**SOAL TERTULIS:** Berapa banyak baris di bawah ini yang memuat kata "level"? Jawab dengan angkanya saja.

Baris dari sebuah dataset
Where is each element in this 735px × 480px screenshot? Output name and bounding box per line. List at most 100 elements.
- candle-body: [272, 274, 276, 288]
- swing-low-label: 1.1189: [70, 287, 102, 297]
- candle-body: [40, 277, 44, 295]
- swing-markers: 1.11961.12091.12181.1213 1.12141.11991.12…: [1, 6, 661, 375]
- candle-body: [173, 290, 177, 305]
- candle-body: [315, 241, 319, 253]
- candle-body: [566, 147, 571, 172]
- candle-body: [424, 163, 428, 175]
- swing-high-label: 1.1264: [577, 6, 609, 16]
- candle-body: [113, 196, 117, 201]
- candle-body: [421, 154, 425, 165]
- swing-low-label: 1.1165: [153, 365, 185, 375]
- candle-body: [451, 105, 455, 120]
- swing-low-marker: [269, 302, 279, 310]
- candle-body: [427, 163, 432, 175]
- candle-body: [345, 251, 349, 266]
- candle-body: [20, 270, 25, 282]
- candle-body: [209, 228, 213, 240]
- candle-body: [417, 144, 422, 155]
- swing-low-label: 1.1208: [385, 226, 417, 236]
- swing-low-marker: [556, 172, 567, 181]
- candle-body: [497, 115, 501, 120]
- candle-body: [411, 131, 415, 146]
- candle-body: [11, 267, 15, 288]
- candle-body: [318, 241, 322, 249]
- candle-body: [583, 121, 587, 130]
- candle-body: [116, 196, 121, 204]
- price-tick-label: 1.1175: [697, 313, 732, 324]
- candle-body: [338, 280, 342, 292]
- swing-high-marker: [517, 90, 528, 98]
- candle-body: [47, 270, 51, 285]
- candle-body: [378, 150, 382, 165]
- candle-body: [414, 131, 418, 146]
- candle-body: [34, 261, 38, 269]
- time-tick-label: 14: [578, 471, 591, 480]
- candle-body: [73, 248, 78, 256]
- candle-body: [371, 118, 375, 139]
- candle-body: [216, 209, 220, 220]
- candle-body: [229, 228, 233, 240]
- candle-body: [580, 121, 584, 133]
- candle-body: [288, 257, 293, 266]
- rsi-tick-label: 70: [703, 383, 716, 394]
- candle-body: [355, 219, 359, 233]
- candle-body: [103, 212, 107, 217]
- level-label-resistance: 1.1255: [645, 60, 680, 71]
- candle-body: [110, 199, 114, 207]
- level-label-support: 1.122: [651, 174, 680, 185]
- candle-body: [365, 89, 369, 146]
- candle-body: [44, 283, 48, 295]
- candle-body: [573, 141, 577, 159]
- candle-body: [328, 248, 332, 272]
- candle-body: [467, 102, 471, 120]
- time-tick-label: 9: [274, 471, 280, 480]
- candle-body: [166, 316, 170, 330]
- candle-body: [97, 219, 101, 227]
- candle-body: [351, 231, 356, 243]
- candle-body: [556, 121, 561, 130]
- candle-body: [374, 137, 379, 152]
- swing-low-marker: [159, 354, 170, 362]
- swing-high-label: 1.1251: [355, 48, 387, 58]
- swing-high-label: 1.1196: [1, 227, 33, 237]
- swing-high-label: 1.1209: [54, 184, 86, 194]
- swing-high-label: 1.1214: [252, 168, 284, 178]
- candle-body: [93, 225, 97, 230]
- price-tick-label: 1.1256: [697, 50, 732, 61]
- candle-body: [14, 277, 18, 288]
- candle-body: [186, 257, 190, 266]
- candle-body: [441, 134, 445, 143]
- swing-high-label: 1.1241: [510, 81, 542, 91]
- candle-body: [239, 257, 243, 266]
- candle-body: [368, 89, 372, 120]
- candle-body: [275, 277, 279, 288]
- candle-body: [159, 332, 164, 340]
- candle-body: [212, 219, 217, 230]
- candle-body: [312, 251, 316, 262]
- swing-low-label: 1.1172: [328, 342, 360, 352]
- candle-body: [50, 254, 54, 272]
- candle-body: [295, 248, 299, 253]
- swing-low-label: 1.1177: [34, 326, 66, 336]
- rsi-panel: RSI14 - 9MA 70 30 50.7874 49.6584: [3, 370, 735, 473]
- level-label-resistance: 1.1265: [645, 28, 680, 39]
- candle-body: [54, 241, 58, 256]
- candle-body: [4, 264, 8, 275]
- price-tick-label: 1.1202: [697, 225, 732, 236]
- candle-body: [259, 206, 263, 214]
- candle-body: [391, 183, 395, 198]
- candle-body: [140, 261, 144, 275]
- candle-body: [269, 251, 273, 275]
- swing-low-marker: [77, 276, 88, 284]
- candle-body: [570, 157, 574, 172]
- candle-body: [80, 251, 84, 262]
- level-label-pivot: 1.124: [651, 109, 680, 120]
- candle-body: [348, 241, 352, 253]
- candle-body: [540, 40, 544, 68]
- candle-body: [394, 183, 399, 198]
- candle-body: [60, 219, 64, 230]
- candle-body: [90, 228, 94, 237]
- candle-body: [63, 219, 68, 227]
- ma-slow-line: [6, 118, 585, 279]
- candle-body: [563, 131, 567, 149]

**JAWABAN:** 4